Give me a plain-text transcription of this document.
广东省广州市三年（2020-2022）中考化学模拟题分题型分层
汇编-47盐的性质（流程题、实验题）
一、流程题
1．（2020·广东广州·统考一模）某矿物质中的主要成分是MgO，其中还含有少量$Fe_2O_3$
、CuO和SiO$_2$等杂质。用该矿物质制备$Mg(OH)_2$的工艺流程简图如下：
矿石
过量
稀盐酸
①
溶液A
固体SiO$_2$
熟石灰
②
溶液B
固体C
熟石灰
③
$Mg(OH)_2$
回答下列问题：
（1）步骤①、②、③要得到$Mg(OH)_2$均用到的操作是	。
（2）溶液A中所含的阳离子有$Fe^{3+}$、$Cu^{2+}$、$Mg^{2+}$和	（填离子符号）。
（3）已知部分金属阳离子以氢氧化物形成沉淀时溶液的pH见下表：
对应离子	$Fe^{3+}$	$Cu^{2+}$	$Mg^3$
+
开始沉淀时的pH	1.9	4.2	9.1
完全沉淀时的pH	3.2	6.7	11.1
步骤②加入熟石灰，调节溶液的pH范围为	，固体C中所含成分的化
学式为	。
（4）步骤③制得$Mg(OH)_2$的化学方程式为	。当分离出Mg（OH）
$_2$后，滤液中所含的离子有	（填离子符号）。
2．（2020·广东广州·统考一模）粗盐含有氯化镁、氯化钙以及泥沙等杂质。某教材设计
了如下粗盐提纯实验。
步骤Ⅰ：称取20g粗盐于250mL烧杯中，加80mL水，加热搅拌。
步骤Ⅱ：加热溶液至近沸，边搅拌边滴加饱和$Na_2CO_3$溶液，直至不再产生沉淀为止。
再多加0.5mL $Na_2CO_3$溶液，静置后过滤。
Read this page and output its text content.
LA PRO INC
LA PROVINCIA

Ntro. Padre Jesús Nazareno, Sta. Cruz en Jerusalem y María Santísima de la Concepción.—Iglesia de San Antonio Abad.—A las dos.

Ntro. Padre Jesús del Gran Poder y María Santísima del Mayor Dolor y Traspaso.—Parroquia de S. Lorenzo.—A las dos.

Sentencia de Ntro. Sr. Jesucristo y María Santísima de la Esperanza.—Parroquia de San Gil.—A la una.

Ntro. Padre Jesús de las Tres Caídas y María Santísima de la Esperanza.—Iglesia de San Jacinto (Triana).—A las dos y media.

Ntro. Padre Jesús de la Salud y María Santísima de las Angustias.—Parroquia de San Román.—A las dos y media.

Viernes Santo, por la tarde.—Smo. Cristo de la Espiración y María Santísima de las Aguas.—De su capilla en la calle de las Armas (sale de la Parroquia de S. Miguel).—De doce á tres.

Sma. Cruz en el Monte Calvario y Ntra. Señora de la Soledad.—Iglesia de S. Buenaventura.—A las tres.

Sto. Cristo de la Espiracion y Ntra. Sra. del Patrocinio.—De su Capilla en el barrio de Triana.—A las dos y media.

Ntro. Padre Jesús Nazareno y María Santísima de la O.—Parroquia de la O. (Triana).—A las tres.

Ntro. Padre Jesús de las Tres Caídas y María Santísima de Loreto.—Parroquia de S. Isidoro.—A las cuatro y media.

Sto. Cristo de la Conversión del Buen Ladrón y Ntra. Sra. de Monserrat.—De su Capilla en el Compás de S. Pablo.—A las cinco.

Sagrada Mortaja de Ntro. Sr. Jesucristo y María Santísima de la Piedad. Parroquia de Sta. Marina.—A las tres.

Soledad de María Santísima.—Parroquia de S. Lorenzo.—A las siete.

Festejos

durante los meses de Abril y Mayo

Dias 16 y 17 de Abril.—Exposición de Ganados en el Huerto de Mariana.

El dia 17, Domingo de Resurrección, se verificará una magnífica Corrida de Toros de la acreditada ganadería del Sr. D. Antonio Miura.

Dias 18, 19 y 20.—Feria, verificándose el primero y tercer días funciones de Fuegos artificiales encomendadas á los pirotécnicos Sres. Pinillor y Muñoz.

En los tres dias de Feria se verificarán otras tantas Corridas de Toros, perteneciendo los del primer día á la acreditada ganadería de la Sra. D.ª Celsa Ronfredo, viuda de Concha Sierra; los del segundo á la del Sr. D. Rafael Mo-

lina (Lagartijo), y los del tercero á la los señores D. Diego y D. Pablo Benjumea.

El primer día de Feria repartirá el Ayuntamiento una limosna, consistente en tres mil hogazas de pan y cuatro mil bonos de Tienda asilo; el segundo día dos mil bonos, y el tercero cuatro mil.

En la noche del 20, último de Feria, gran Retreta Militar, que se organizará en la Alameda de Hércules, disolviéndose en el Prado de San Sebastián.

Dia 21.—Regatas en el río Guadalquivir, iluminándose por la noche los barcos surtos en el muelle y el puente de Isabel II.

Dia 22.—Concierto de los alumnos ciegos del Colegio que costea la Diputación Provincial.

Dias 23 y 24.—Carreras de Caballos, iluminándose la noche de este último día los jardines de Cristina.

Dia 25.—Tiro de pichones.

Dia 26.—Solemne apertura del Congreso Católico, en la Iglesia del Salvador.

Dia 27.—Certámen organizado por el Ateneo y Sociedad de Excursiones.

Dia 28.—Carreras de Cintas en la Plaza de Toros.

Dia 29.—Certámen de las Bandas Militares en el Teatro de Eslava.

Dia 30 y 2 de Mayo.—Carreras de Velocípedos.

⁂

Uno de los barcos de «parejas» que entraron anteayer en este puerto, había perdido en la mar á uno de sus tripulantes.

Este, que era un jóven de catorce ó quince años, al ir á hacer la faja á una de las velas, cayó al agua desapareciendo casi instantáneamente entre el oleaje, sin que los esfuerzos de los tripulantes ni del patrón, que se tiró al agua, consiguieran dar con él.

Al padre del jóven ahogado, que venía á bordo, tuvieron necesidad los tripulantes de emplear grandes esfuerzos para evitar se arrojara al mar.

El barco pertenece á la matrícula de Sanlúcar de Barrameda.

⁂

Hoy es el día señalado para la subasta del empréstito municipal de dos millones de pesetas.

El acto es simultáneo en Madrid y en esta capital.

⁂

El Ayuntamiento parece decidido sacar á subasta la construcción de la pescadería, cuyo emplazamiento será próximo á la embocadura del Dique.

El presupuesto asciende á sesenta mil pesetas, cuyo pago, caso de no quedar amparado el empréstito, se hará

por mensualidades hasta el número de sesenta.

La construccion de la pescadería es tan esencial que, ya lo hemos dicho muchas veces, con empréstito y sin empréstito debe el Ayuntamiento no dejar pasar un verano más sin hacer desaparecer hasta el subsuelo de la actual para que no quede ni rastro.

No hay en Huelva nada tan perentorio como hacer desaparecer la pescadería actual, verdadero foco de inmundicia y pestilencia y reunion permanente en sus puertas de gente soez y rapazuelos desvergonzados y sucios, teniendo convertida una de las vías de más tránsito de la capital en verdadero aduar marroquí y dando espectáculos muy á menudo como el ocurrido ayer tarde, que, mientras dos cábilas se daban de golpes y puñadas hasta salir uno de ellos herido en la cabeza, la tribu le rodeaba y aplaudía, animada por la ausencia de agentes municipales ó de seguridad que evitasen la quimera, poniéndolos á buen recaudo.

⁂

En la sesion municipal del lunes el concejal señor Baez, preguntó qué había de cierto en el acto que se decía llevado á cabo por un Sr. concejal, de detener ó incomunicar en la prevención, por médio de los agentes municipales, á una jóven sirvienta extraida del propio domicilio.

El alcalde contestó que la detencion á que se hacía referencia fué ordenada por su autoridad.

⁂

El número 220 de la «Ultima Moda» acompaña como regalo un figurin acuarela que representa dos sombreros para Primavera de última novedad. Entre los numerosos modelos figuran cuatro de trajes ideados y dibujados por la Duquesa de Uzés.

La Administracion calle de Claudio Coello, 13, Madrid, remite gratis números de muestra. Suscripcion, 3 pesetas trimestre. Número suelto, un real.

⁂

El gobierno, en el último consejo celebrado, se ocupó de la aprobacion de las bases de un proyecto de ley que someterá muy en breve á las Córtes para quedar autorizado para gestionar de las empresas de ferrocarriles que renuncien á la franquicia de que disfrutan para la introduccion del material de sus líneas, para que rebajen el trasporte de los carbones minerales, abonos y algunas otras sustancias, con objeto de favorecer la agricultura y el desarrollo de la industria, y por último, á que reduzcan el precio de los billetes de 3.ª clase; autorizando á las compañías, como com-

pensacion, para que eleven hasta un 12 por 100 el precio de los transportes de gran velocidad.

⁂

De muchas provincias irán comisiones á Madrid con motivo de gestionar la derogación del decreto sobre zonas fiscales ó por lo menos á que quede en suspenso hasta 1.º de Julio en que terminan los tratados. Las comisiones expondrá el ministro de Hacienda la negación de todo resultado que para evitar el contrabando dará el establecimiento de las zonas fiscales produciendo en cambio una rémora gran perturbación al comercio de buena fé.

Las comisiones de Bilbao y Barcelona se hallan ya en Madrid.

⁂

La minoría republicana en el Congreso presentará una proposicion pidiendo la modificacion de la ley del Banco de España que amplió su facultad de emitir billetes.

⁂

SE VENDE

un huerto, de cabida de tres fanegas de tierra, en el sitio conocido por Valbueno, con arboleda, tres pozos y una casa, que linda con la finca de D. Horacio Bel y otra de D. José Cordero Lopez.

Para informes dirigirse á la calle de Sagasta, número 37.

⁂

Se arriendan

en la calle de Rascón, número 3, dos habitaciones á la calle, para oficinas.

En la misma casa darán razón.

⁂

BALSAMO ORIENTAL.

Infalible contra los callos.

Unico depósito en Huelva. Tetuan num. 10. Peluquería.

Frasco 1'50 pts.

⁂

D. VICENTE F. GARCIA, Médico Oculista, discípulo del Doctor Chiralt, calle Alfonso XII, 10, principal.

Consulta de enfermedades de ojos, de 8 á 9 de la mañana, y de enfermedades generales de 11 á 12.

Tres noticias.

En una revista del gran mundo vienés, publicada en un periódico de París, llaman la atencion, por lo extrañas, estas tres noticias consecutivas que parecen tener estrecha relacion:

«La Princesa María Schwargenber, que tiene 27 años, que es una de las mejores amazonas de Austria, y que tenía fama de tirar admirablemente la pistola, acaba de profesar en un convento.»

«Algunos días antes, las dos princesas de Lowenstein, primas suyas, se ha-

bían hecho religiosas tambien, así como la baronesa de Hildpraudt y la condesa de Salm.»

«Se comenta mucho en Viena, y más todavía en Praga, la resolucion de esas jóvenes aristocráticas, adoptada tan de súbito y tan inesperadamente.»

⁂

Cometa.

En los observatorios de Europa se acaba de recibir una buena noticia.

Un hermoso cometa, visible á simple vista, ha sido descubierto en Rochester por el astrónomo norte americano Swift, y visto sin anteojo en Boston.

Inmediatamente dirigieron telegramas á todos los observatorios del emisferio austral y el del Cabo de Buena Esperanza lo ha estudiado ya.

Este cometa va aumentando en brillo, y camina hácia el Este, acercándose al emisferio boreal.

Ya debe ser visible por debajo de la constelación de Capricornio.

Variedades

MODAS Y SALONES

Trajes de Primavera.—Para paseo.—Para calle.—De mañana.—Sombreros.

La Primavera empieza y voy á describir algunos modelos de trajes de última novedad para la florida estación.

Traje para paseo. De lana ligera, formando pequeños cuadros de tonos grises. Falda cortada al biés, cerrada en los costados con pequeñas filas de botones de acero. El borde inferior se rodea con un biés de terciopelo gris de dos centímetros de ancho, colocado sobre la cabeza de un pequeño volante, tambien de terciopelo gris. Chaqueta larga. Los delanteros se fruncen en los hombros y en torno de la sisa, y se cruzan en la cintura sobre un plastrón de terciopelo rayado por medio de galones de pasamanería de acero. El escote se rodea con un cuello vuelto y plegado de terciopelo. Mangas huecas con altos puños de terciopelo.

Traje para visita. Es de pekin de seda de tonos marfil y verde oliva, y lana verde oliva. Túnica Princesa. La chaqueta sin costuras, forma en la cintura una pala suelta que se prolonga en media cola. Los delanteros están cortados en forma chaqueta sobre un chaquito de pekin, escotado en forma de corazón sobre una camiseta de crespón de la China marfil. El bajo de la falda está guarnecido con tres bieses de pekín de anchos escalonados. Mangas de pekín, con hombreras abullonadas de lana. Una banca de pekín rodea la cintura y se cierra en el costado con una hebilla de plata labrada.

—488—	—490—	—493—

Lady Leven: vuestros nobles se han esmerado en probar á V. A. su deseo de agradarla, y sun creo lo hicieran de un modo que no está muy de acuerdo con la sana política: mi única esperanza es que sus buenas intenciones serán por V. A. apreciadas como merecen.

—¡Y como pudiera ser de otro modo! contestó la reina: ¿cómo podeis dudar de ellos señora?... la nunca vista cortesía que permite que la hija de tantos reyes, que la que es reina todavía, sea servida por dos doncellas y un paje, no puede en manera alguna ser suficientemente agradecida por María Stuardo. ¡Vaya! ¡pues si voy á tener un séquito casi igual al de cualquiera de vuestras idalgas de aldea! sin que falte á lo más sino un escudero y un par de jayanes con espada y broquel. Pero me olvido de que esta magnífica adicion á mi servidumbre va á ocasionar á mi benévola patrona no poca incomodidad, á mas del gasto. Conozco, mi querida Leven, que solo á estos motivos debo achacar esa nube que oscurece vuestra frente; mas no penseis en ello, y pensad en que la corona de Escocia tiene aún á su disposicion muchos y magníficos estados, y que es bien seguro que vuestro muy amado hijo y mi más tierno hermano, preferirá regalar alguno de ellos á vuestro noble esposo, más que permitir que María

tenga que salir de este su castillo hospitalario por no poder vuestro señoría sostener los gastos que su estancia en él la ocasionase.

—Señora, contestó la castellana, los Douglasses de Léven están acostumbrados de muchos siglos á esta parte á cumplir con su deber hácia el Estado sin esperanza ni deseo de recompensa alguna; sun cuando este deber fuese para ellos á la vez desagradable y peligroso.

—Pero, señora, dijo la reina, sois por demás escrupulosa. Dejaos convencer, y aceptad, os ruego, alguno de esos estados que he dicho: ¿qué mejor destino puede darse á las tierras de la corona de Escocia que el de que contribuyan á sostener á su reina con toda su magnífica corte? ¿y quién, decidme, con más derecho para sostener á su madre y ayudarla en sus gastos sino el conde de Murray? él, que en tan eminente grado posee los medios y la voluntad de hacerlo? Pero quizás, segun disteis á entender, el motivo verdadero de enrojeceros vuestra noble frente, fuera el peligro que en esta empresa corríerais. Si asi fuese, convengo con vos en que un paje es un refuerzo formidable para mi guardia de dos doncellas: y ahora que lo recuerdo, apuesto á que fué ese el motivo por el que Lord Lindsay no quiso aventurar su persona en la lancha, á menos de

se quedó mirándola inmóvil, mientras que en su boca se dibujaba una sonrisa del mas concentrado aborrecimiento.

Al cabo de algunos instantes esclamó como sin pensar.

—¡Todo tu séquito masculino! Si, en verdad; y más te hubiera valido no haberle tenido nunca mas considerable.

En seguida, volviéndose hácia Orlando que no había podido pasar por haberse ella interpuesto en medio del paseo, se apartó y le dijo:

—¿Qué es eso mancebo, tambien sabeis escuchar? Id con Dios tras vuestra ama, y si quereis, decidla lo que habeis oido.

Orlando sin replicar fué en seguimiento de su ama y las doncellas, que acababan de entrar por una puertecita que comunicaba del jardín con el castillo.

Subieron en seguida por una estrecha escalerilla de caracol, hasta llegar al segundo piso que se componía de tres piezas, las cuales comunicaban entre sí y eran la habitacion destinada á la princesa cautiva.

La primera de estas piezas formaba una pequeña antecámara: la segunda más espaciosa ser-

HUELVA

****

- [Set problem] Figure out how many lines above include the string "Parroquia", then report that number and nothing else.

- [Answer to this task] 8